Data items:
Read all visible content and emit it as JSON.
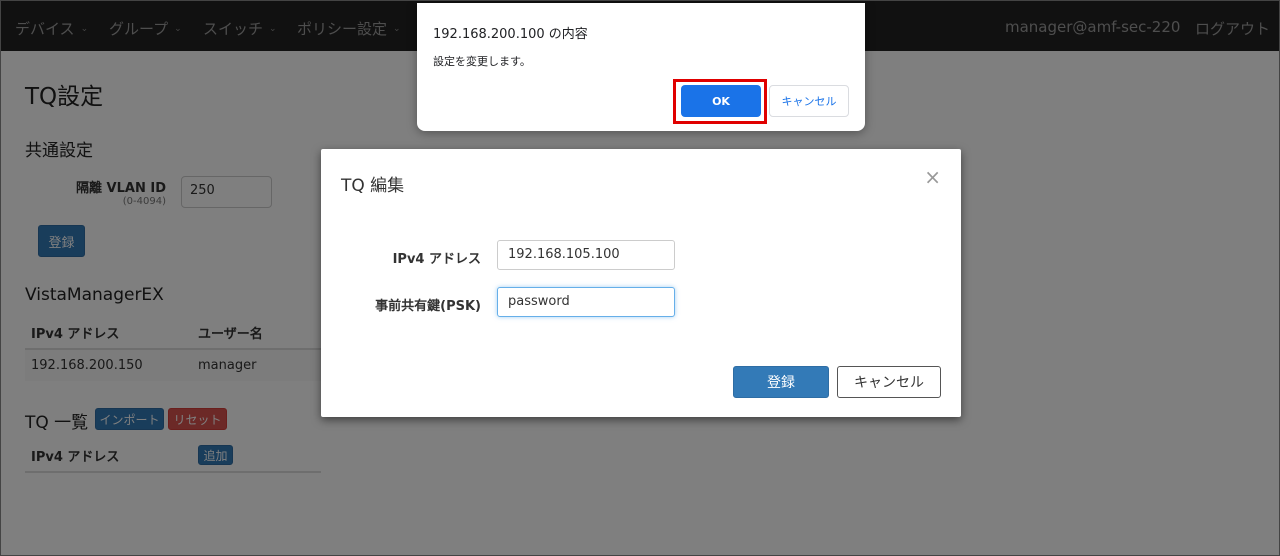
{
  "navbar": {
    "menu": [
      {
        "label": "デバイス"
      },
      {
        "label": "グループ"
      },
      {
        "label": "スイッチ"
      },
      {
        "label": "ポリシー設定"
      }
    ],
    "user": "manager@amf-sec-220",
    "logout": "ログアウト"
  },
  "page": {
    "title": "TQ設定",
    "common": {
      "heading": "共通設定",
      "vlan_label": "隔離 VLAN ID",
      "vlan_range": "(0-4094)",
      "vlan_value": "250",
      "register_button": "登録"
    },
    "vme": {
      "heading": "VistaManagerEX",
      "columns": [
        "IPv4 アドレス",
        "ユーザー名"
      ],
      "rows": [
        [
          "192.168.200.150",
          "manager"
        ]
      ]
    },
    "tq_list": {
      "heading": "TQ 一覧",
      "import_button": "インポート",
      "reset_button": "リセット",
      "column": "IPv4 アドレス",
      "add_button": "追加"
    }
  },
  "modal": {
    "title": "TQ 編集",
    "ipv4_label": "IPv4 アドレス",
    "ipv4_value": "192.168.105.100",
    "psk_label": "事前共有鍵(PSK)",
    "psk_value": "password",
    "submit_button": "登録",
    "cancel_button": "キャンセル"
  },
  "dialog": {
    "title": "192.168.200.100 の内容",
    "message": "設定を変更します。",
    "ok_button": "OK",
    "cancel_button": "キャンセル"
  },
  "colors": {
    "navbar_bg": "#222222",
    "primary": "#337ab7",
    "danger": "#d9534f",
    "dialog_ok": "#1a73e8",
    "highlight": "#e00000"
  }
}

__TASK GOAL__
Copy each line above precisely, dropping the pictures.

__COMPLETE OUTPUT__
Read all visible content and emit it as JSON.
{
  "navbar": {
    "menu": [
      {
        "label": "デバイス"
      },
      {
        "label": "グループ"
      },
      {
        "label": "スイッチ"
      },
      {
        "label": "ポリシー設定"
      }
    ],
    "user": "manager@amf-sec-220",
    "logout": "ログアウト"
  },
  "page": {
    "title": "TQ設定",
    "common": {
      "heading": "共通設定",
      "vlan_label": "隔離 VLAN ID",
      "vlan_range": "(0-4094)",
      "vlan_value": "250",
      "register_button": "登録"
    },
    "vme": {
      "heading": "VistaManagerEX",
      "columns": [
        "IPv4 アドレス",
        "ユーザー名"
      ],
      "rows": [
        [
          "192.168.200.150",
          "manager"
        ]
      ]
    },
    "tq_list": {
      "heading": "TQ 一覧",
      "import_button": "インポート",
      "reset_button": "リセット",
      "column": "IPv4 アドレス",
      "add_button": "追加"
    }
  },
  "modal": {
    "title": "TQ 編集",
    "ipv4_label": "IPv4 アドレス",
    "ipv4_value": "192.168.105.100",
    "psk_label": "事前共有鍵(PSK)",
    "psk_value": "password",
    "submit_button": "登録",
    "cancel_button": "キャンセル"
  },
  "dialog": {
    "title": "192.168.200.100 の内容",
    "message": "設定を変更します。",
    "ok_button": "OK",
    "cancel_button": "キャンセル"
  },
  "colors": {
    "navbar_bg": "#222222",
    "primary": "#337ab7",
    "danger": "#d9534f",
    "dialog_ok": "#1a73e8",
    "highlight": "#e00000"
  }
}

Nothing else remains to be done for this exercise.